Problem description
Tally up the lines below that include the word "kind". Answer with the number alone.

Data excerpts
==========

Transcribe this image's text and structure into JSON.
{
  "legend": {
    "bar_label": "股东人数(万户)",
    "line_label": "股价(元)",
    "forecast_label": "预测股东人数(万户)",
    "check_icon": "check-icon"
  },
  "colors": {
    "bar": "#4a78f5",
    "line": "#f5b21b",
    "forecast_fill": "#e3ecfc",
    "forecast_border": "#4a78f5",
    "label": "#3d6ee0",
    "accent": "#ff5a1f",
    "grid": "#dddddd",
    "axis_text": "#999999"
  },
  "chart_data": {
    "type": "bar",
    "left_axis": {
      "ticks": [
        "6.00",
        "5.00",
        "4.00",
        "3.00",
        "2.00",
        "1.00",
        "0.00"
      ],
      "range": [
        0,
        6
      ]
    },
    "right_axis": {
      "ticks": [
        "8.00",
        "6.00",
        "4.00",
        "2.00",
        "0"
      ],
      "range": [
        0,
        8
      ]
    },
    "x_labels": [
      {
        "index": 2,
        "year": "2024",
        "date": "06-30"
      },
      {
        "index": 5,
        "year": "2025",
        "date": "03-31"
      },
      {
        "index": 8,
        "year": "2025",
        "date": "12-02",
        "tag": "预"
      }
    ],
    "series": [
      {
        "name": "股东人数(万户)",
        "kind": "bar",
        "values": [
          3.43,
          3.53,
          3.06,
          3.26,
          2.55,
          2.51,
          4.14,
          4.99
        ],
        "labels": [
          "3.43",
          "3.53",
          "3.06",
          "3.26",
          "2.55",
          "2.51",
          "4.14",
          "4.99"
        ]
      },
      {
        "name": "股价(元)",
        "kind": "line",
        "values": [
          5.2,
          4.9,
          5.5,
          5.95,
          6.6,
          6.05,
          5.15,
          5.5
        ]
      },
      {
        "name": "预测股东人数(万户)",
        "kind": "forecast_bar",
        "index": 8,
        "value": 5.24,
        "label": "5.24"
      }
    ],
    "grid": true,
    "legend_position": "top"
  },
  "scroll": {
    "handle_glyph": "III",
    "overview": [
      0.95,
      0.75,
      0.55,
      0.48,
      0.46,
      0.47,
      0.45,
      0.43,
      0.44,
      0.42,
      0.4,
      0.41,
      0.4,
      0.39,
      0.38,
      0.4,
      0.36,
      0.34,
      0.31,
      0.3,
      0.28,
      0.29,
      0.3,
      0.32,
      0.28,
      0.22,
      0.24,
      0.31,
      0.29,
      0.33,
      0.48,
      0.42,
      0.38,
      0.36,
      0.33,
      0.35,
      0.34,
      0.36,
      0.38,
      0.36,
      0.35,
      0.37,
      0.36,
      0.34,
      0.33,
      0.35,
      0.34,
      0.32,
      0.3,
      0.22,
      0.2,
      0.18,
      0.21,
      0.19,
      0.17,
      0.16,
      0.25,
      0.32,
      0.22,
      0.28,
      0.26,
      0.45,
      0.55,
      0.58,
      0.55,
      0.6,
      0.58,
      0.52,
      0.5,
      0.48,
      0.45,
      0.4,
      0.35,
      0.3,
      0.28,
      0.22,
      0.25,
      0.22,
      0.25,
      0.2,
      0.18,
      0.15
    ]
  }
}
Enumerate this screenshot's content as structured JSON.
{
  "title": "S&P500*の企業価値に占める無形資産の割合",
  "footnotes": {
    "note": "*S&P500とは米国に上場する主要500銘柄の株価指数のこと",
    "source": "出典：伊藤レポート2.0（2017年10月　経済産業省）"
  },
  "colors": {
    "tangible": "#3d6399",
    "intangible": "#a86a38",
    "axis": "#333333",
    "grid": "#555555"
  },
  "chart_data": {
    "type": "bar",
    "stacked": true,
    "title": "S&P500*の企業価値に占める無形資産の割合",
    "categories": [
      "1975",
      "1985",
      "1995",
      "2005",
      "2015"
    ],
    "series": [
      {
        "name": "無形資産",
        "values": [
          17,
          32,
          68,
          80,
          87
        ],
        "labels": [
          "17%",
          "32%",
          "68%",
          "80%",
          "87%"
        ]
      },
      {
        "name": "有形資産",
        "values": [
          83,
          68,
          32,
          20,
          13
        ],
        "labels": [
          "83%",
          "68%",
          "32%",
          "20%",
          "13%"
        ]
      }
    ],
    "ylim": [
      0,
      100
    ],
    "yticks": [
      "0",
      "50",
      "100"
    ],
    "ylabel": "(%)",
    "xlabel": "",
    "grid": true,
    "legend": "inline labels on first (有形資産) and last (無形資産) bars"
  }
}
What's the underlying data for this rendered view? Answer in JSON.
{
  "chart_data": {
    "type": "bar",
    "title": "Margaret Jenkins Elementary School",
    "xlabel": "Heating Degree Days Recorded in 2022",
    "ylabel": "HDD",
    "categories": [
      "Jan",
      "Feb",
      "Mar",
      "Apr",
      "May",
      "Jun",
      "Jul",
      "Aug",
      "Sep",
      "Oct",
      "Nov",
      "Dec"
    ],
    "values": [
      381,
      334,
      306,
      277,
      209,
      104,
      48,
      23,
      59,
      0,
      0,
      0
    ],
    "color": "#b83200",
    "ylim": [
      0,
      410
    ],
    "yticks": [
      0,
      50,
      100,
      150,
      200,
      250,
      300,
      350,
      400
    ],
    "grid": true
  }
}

==========

Expected output
3